:: WRITTEN REQUEST ::
Using the data below, copy each line that includes the word "minutos".

........

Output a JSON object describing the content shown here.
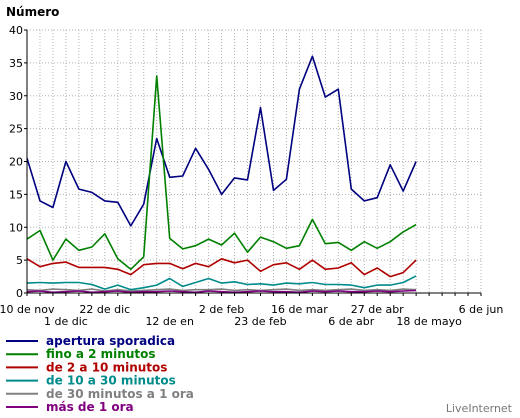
{
  "chart_data": {
    "type": "line",
    "ylabel": "Número",
    "ylim": [
      0,
      40
    ],
    "yticks": [
      0,
      5,
      10,
      15,
      20,
      25,
      30,
      35,
      40
    ],
    "grid": true,
    "legend_placement": "bottom-left",
    "x_count": 36,
    "x_ticks_row1": [
      {
        "i": 0,
        "label": "10 de nov"
      },
      {
        "i": 6,
        "label": "22 de dic"
      },
      {
        "i": 15,
        "label": "2 de feb"
      },
      {
        "i": 21,
        "label": "16 de mar"
      },
      {
        "i": 27,
        "label": "27 de abr"
      },
      {
        "i": 35,
        "label": "6 de jun"
      }
    ],
    "x_ticks_row2": [
      {
        "i": 3,
        "label": "1 de dic"
      },
      {
        "i": 11,
        "label": "12 de en"
      },
      {
        "i": 18,
        "label": "23 de feb"
      },
      {
        "i": 25,
        "label": "6 de abr"
      },
      {
        "i": 31,
        "label": "18 de mayo"
      }
    ],
    "series": [
      {
        "name": "apertura sporadica",
        "color": "#000080",
        "values": [
          20.5,
          14,
          13,
          20,
          15.8,
          15.3,
          14,
          13.8,
          10.2,
          13.5,
          23.5,
          17.6,
          17.8,
          22,
          18.8,
          15,
          17.5,
          17.2,
          28.2,
          15.6,
          17.3,
          31,
          36,
          29.8,
          31,
          15.8,
          14,
          14.5,
          19.5,
          15.5,
          20,
          null,
          null,
          null,
          null,
          null
        ]
      },
      {
        "name": "fino a 2 minutos",
        "color": "#008000",
        "values": [
          8.2,
          9.5,
          5,
          8.2,
          6.5,
          7,
          9,
          5.2,
          3.6,
          5.5,
          33,
          8.3,
          6.7,
          7.2,
          8.2,
          7.3,
          9.1,
          6.2,
          8.5,
          7.8,
          6.8,
          7.2,
          11.2,
          7.5,
          7.7,
          6.5,
          7.8,
          6.8,
          7.8,
          9.3,
          10.4,
          null,
          null,
          null,
          null,
          null
        ]
      },
      {
        "name": "de 2 a 10 minutos",
        "color": "#b00000",
        "values": [
          5.2,
          4,
          4.5,
          4.7,
          3.9,
          3.9,
          3.9,
          3.6,
          2.8,
          4.3,
          4.5,
          4.5,
          3.7,
          4.5,
          4,
          5.2,
          4.6,
          5,
          3.3,
          4.3,
          4.6,
          3.6,
          5,
          3.6,
          3.8,
          4.6,
          2.8,
          3.8,
          2.5,
          3.1,
          5,
          null,
          null,
          null,
          null,
          null
        ]
      },
      {
        "name": "de 10 a 30 minutos",
        "color": "#008b8b",
        "values": [
          1.5,
          1.6,
          1.5,
          1.6,
          1.6,
          1.3,
          0.6,
          1.2,
          0.5,
          0.8,
          1.2,
          2.2,
          1,
          1.6,
          2.2,
          1.5,
          1.7,
          1.3,
          1.4,
          1.2,
          1.5,
          1.4,
          1.6,
          1.3,
          1.3,
          1.2,
          0.8,
          1.2,
          1.2,
          1.6,
          2.6,
          null,
          null,
          null,
          null,
          null
        ]
      },
      {
        "name": "de 30 minutos a 1 ora",
        "color": "#808080",
        "values": [
          0.5,
          0.4,
          0.6,
          0.5,
          0.4,
          0.6,
          0.3,
          0.5,
          0.3,
          0.4,
          0.5,
          0.6,
          0.4,
          0.5,
          0.5,
          0.6,
          0.4,
          0.5,
          0.4,
          0.5,
          0.6,
          0.4,
          0.5,
          0.4,
          0.5,
          0.6,
          0.4,
          0.5,
          0.4,
          0.6,
          0.5,
          null,
          null,
          null,
          null,
          null
        ]
      },
      {
        "name": "más de 1 ora",
        "color": "#800080",
        "values": [
          0.2,
          0.3,
          0.1,
          0.2,
          0.3,
          0.1,
          0.2,
          0.3,
          0.1,
          0.2,
          0.2,
          0.3,
          0.2,
          0.1,
          0.3,
          0.2,
          0.1,
          0.2,
          0.3,
          0.2,
          0.2,
          0.1,
          0.3,
          0.2,
          0.3,
          0.2,
          0.2,
          0.3,
          0.2,
          0.3,
          0.4,
          null,
          null,
          null,
          null,
          null
        ]
      }
    ]
  },
  "credit": "LiveInternet"
}
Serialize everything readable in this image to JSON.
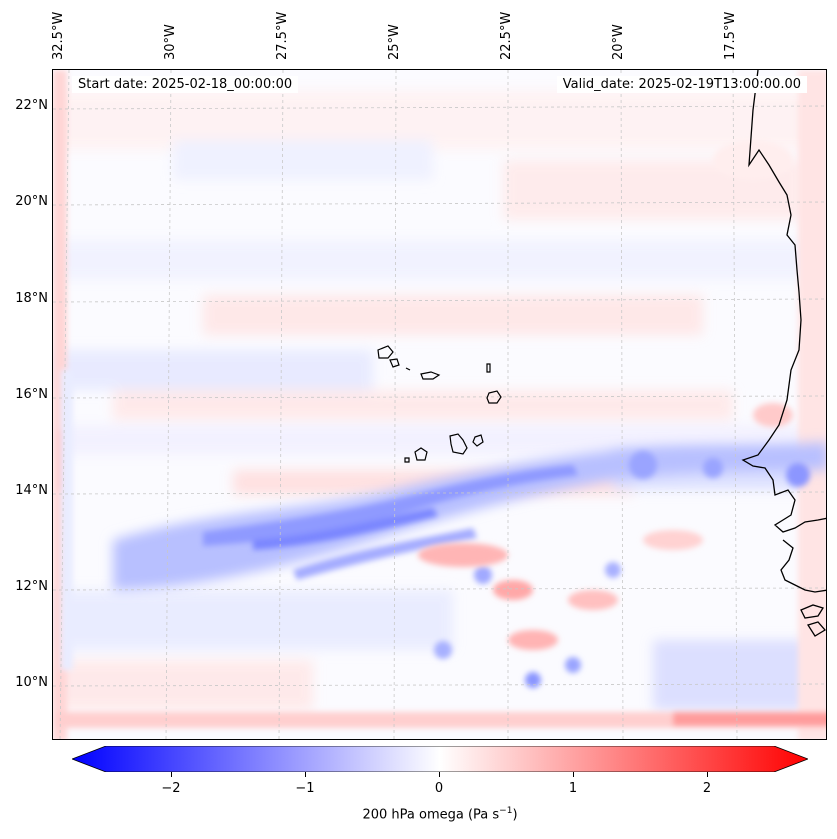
{
  "map": {
    "lon_labels": [
      "32.5°W",
      "30°W",
      "27.5°W",
      "25°W",
      "22.5°W",
      "20°W",
      "17.5°W"
    ],
    "lat_labels": [
      "22°N",
      "20°N",
      "18°N",
      "16°N",
      "14°N",
      "12°N",
      "10°N"
    ],
    "start_date": "Start date: 2025-02-18_00:00:00",
    "valid_date": "Valid_date: 2025-02-19T13:00:00.00",
    "field": "200 hPa omega",
    "gridlines": true,
    "coastline_color": "#000000",
    "colormap": "bwr"
  },
  "colorbar": {
    "ticks": [
      "−2",
      "−1",
      "0",
      "1",
      "2"
    ],
    "tick_values": [
      -2,
      -1,
      0,
      1,
      2
    ],
    "range": [
      -2.75,
      2.75
    ],
    "title_text": "200 hPa omega (Pa s",
    "title_exp": "−1",
    "title_close": ")",
    "colors": {
      "min": "#0000ff",
      "mid": "#ffffff",
      "max": "#ff0000"
    }
  }
}
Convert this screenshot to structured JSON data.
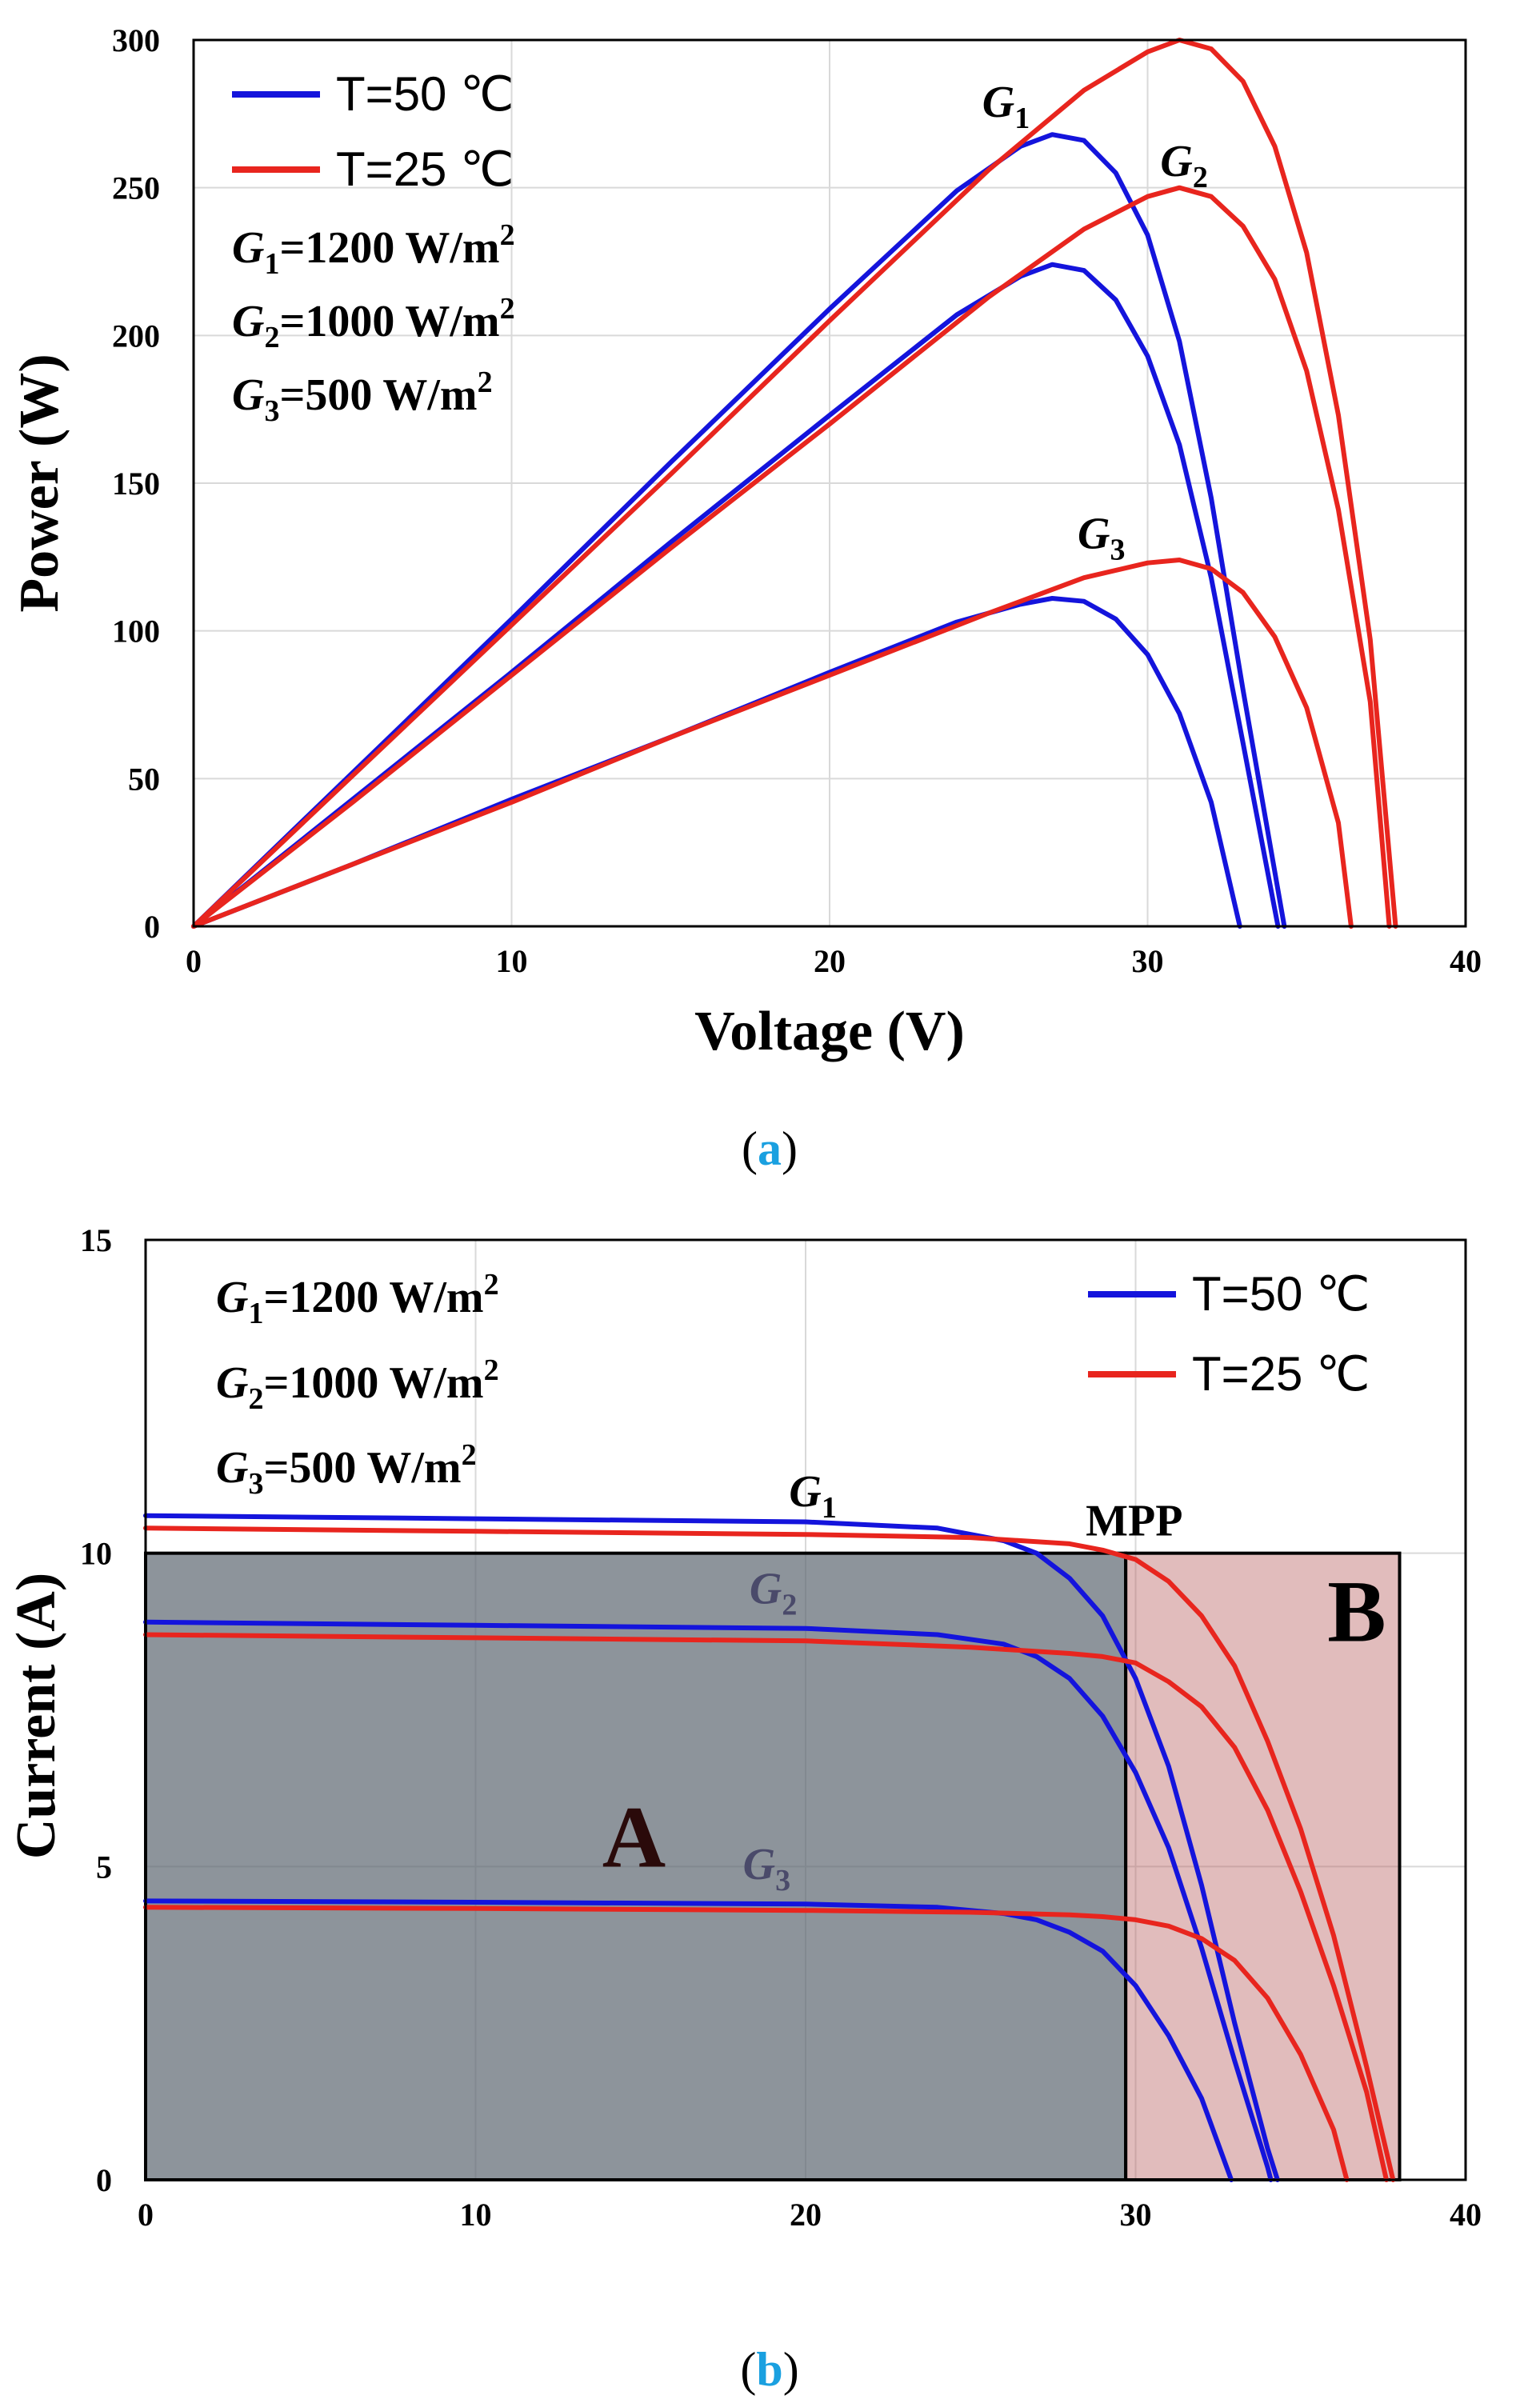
{
  "chart_data": [
    {
      "type": "line",
      "panel": "a",
      "caption_letter": "a",
      "xlabel": "Voltage (V)",
      "ylabel": "Power (W)",
      "xlim": [
        0,
        40
      ],
      "ylim": [
        0,
        300
      ],
      "xticks": [
        "0",
        "10",
        "20",
        "30",
        "40"
      ],
      "yticks": [
        "0",
        "50",
        "100",
        "150",
        "200",
        "250",
        "300"
      ],
      "grid": true,
      "legend": [
        {
          "label": "T=50 ℃",
          "color": "#1414dc"
        },
        {
          "label": "T=25 ℃",
          "color": "#e8251e"
        }
      ],
      "irradiance_labels": [
        {
          "sym": "G",
          "sub": "1",
          "text": "=1200 W/m",
          "sup": "2"
        },
        {
          "sym": "G",
          "sub": "2",
          "text": "=1000 W/m",
          "sup": "2"
        },
        {
          "sym": "G",
          "sub": "3",
          "text": "=500 W/m",
          "sup": "2"
        }
      ],
      "curve_labels": [
        {
          "sym": "G",
          "sub": "1",
          "x": 24.8,
          "y": 274
        },
        {
          "sym": "G",
          "sub": "2",
          "x": 30.4,
          "y": 254
        },
        {
          "sym": "G",
          "sub": "3",
          "x": 27.8,
          "y": 128
        }
      ],
      "series": [
        {
          "name": "G1 T=50",
          "color": "#1414dc",
          "x": [
            0,
            5,
            10,
            15,
            20,
            24,
            26,
            27,
            28,
            29,
            30,
            31,
            32,
            33,
            34.3
          ],
          "y": [
            0,
            52,
            104,
            157,
            209,
            249,
            264,
            268,
            266,
            255,
            234,
            198,
            145,
            80,
            0
          ]
        },
        {
          "name": "G2 T=50",
          "color": "#1414dc",
          "x": [
            0,
            5,
            10,
            15,
            20,
            24,
            26,
            27,
            28,
            29,
            30,
            31,
            32,
            33,
            34.1
          ],
          "y": [
            0,
            43,
            86,
            130,
            173,
            207,
            220,
            224,
            222,
            212,
            193,
            163,
            118,
            62,
            0
          ]
        },
        {
          "name": "G3 T=50",
          "color": "#1414dc",
          "x": [
            0,
            5,
            10,
            15,
            20,
            24,
            26,
            27,
            28,
            29,
            30,
            31,
            32,
            32.9
          ],
          "y": [
            0,
            21,
            43,
            64,
            86,
            103,
            109,
            111,
            110,
            104,
            92,
            72,
            42,
            0
          ]
        },
        {
          "name": "G1 T=25",
          "color": "#e8251e",
          "x": [
            0,
            5,
            10,
            15,
            20,
            25,
            28,
            30,
            31,
            32,
            33,
            34,
            35,
            36,
            37,
            37.8
          ],
          "y": [
            0,
            51,
            102,
            153,
            205,
            256,
            283,
            296,
            300,
            297,
            286,
            264,
            228,
            173,
            97,
            0
          ]
        },
        {
          "name": "G2 T=25",
          "color": "#e8251e",
          "x": [
            0,
            5,
            10,
            15,
            20,
            25,
            28,
            30,
            31,
            32,
            33,
            34,
            35,
            36,
            37,
            37.6
          ],
          "y": [
            0,
            42,
            85,
            128,
            170,
            213,
            236,
            247,
            250,
            247,
            237,
            219,
            188,
            141,
            76,
            0
          ]
        },
        {
          "name": "G3 T=25",
          "color": "#e8251e",
          "x": [
            0,
            5,
            10,
            15,
            20,
            25,
            28,
            30,
            31,
            32,
            33,
            34,
            35,
            36,
            36.4
          ],
          "y": [
            0,
            21,
            42,
            64,
            85,
            106,
            118,
            123,
            124,
            121,
            113,
            98,
            74,
            35,
            0
          ]
        }
      ]
    },
    {
      "type": "line",
      "panel": "b",
      "caption_letter": "b",
      "xlabel": "",
      "ylabel": "Current (A)",
      "xlim": [
        0,
        40
      ],
      "ylim": [
        0,
        15
      ],
      "xticks": [
        "0",
        "10",
        "20",
        "30",
        "40"
      ],
      "yticks": [
        "0",
        "5",
        "10",
        "15"
      ],
      "grid": true,
      "legend": [
        {
          "label": "T=50 ℃",
          "color": "#1414dc"
        },
        {
          "label": "T=25 ℃",
          "color": "#e8251e"
        }
      ],
      "irradiance_labels": [
        {
          "sym": "G",
          "sub": "1",
          "text": "=1200 W/m",
          "sup": "2"
        },
        {
          "sym": "G",
          "sub": "2",
          "text": "=1000 W/m",
          "sup": "2"
        },
        {
          "sym": "G",
          "sub": "3",
          "text": "=500 W/m",
          "sup": "2"
        }
      ],
      "curve_labels": [
        {
          "sym": "G",
          "sub": "1",
          "x": 19.5,
          "y": 10.75,
          "color": "#000000"
        },
        {
          "sym": "G",
          "sub": "2",
          "x": 18.3,
          "y": 9.2,
          "color": "#4a4a6a"
        },
        {
          "sym": "G",
          "sub": "3",
          "x": 18.1,
          "y": 4.8,
          "color": "#4a4a6a"
        }
      ],
      "annotation": {
        "text": "MPP",
        "x": 29.7,
        "y": 10
      },
      "regions": [
        {
          "label": "A",
          "x0": 0,
          "x1": 29.7,
          "y0": 0,
          "y1": 10,
          "fill": "#5d6770",
          "opacity": 0.7,
          "label_x": 14.8,
          "label_y": 5,
          "label_color": "#2a0a0a"
        },
        {
          "label": "B",
          "x0": 29.7,
          "x1": 38,
          "y0": 0,
          "y1": 10,
          "fill": "#b86060",
          "opacity": 0.42,
          "label_x": 36.7,
          "label_y": 8.6,
          "label_color": "#000000"
        }
      ],
      "series": [
        {
          "name": "G1 T=50",
          "color": "#1414dc",
          "x": [
            0,
            10,
            20,
            24,
            26,
            27,
            28,
            29,
            30,
            31,
            32,
            33,
            34,
            34.3
          ],
          "y": [
            10.6,
            10.55,
            10.5,
            10.4,
            10.2,
            10.0,
            9.6,
            9.0,
            8.0,
            6.6,
            4.7,
            2.5,
            0.5,
            0
          ]
        },
        {
          "name": "G2 T=50",
          "color": "#1414dc",
          "x": [
            0,
            10,
            20,
            24,
            26,
            27,
            28,
            29,
            30,
            31,
            32,
            33,
            34,
            34.1
          ],
          "y": [
            8.9,
            8.85,
            8.8,
            8.7,
            8.55,
            8.35,
            8.0,
            7.4,
            6.5,
            5.3,
            3.7,
            1.9,
            0.2,
            0
          ]
        },
        {
          "name": "G3 T=50",
          "color": "#1414dc",
          "x": [
            0,
            10,
            20,
            24,
            26,
            27,
            28,
            29,
            30,
            31,
            32,
            32.9
          ],
          "y": [
            4.45,
            4.43,
            4.4,
            4.35,
            4.25,
            4.15,
            3.95,
            3.65,
            3.1,
            2.3,
            1.3,
            0
          ]
        },
        {
          "name": "G1 T=25",
          "color": "#e8251e",
          "x": [
            0,
            10,
            20,
            25,
            28,
            29,
            30,
            31,
            32,
            33,
            34,
            35,
            36,
            37,
            37.8
          ],
          "y": [
            10.4,
            10.35,
            10.3,
            10.25,
            10.15,
            10.05,
            9.9,
            9.55,
            9.0,
            8.2,
            7.0,
            5.6,
            3.9,
            1.8,
            0
          ]
        },
        {
          "name": "G2 T=25",
          "color": "#e8251e",
          "x": [
            0,
            10,
            20,
            25,
            28,
            29,
            30,
            31,
            32,
            33,
            34,
            35,
            36,
            37,
            37.6
          ],
          "y": [
            8.7,
            8.65,
            8.6,
            8.5,
            8.4,
            8.35,
            8.25,
            7.95,
            7.55,
            6.9,
            5.9,
            4.6,
            3.1,
            1.4,
            0
          ]
        },
        {
          "name": "G3 T=25",
          "color": "#e8251e",
          "x": [
            0,
            10,
            20,
            25,
            28,
            29,
            30,
            31,
            32,
            33,
            34,
            35,
            36,
            36.4
          ],
          "y": [
            4.35,
            4.33,
            4.3,
            4.27,
            4.23,
            4.2,
            4.15,
            4.05,
            3.85,
            3.5,
            2.9,
            2.0,
            0.8,
            0
          ]
        }
      ]
    }
  ]
}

........

:: SOLUTION ::
        "name": "fino a 2 minutos",
        "name": "de 2 a 10 minutos",
        "name": "de 10 a 30 minutos",
        "name": "de 30 minutos a 1 ora",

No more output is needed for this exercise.